> ARBEITSAUFTRAG:
Führen Sie die unten stehende Rede zur Aktuellen Debatte über Asyl im Anschluss an ihren letzten Satz weiter.

Sehr geehrter Herr Präsident! Sehr geehrte Kolleginnen und Kollegen! „Gemeinsam beim Thema Asyl“, das Thema der heutigen Aktuellen Debatte kommt relativ spät. Gemeinsam, das wäre viele Jahre in Sachsen notwendig gewesen. Herr Hartmann, Sie als Meister der politischen Relativierung, als Meister des „Sowohl-als-auch“ haben bei Ihren einführenden Worten eines vergessen: Es geht darum, dass sowohl die Analyse des bisherigen Versagens der Sächsischen Staatsregierung, insbesondere des Innenministers, heute hier auf die Tagesordnung gehört hätte als auch zu verabreden und darüber zu reden, was getan werden muss – und vor allem: mit wem es getan werden muss.
Insofern, sehr geehrte Kolleginnen und Kollegen, ist die heutige Debatte eher eine Debatte nach dem Motto, wie man den Innenminister zum Jagen tragen muss. Gemeinsam und konsequent – das geht nach unserer Auffassung anders.

Daten zum Dokumentverständnis
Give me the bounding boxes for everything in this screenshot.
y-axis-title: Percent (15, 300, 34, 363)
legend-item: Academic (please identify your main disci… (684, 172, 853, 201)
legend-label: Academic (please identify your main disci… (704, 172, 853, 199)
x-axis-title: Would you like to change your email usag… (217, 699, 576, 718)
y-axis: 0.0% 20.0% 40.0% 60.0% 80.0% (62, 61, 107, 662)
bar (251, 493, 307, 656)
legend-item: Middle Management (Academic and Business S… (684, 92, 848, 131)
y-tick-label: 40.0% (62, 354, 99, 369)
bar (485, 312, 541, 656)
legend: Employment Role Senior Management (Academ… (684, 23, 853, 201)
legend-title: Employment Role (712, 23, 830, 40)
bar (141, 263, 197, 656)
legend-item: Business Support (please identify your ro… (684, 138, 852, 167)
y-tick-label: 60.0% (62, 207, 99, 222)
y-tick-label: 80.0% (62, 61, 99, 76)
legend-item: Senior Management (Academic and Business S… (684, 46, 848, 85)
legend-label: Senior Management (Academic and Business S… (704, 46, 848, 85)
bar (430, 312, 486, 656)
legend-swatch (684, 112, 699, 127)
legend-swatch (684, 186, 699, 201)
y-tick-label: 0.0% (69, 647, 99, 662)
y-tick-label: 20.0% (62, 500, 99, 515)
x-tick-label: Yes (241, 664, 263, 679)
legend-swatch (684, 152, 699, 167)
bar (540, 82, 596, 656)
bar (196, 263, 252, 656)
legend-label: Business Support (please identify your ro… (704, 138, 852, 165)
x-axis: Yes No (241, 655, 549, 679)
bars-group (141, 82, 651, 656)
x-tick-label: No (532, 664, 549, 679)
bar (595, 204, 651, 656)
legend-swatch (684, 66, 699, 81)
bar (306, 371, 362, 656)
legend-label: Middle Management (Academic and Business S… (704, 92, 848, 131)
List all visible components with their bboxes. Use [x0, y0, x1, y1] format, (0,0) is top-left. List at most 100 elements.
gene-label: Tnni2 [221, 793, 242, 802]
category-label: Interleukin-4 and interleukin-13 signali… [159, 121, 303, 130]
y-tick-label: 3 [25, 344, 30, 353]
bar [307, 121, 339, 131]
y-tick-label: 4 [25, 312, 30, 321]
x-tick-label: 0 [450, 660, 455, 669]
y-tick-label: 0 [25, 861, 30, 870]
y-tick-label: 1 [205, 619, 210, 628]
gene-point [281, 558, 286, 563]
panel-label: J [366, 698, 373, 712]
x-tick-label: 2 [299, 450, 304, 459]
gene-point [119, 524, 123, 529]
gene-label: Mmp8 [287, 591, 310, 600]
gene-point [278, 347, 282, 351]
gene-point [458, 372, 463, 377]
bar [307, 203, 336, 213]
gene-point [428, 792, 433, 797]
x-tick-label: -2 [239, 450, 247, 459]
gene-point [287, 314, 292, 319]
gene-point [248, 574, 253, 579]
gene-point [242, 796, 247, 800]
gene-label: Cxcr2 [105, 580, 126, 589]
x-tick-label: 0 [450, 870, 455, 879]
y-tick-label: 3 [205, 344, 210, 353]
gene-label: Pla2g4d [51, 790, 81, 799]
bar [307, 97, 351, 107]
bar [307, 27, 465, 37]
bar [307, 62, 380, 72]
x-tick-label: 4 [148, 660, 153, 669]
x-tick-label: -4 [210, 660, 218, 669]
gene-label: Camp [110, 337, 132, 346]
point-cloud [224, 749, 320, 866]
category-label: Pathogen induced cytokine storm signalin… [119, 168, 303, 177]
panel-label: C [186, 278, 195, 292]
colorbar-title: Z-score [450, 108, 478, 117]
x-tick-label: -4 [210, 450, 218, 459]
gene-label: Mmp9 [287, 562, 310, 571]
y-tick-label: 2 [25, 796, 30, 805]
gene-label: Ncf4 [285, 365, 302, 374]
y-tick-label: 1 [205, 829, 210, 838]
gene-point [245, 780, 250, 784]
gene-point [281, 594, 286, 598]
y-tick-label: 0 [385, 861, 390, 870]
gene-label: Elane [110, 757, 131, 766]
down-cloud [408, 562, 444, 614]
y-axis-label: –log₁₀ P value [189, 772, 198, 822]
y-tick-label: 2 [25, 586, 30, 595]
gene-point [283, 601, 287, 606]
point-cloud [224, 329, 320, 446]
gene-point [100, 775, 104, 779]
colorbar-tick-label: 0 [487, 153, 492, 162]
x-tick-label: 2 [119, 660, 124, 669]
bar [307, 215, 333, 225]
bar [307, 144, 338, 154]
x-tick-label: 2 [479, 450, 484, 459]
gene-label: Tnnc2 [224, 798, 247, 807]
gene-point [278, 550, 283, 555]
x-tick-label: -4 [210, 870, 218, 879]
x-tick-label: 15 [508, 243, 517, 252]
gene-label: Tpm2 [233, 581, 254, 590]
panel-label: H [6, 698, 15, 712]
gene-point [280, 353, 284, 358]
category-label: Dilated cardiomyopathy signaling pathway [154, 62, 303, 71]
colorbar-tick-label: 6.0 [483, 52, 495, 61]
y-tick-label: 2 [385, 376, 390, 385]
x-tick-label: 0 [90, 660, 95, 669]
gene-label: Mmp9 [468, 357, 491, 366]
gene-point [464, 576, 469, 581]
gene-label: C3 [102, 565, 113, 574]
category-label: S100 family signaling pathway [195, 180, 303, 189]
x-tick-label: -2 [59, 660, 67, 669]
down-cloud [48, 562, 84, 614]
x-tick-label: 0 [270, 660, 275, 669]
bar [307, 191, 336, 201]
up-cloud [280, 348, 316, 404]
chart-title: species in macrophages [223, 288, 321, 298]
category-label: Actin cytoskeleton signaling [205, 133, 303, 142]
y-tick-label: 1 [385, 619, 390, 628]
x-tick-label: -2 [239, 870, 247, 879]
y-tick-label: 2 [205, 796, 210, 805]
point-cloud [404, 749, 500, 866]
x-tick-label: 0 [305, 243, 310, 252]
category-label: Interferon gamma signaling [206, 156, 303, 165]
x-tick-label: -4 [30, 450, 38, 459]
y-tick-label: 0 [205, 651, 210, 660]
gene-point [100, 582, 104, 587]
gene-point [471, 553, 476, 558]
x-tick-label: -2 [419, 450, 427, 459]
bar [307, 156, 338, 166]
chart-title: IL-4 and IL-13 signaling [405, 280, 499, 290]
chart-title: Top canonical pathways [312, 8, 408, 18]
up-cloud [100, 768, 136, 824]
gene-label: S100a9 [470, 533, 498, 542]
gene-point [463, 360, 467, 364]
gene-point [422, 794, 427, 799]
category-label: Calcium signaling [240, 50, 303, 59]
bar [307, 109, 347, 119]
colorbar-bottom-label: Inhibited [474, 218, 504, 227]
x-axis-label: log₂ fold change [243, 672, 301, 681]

> ERWARTETE AUSGABE:
Dazu hätte heute gehört – das hätte ich auch von Ihnen erwartet, Herr Hartmann –, etwas darüber zu sagen, in
welchem Umfang die Staatsregierung, insbesondere der Innenminister, künftig seine Verantwortung übernehmen will.
Es ist ein einmaliger Zustand, und ich kann mich nicht daran erinnern, dass es in Sachsen irgendwann passiert wäre, dass sich Landräte, Bürgermeister, Oberbürgermeister – selbst das Bundesamt für Migration und Flüchtlinge; die Opposition natürlich eh – im konsequenten Versagen des Innenministers einig waren. Er hat sich in den letzten Wochen und Monaten eine Watschn nach der anderen abholen müssen. Sie haben leider vergessen, das heute hier zu thematisieren.
Seit 2013, verehrte Kolleginnen und Kollegen, herrschen in der Erstaufnahmeeinrichtung Chemnitz katastrophale Zustände.
Statt zu handeln – wie es die GRÜNEN unter anderem auch bei der Debatte im März 2014 hier in diesem Hohen Haus gefordert haben – und Rahmenbedingungen für die Kommunen zu schaffen, hat der Minister alles ausgesessen und mit den Fingern auf Kommunen gezeigt. Er hat mit dem Finger auf Asylbewerber gezeigt, die eigentlich gar kein Recht hätten, hier zu sein, und die kriminell seien.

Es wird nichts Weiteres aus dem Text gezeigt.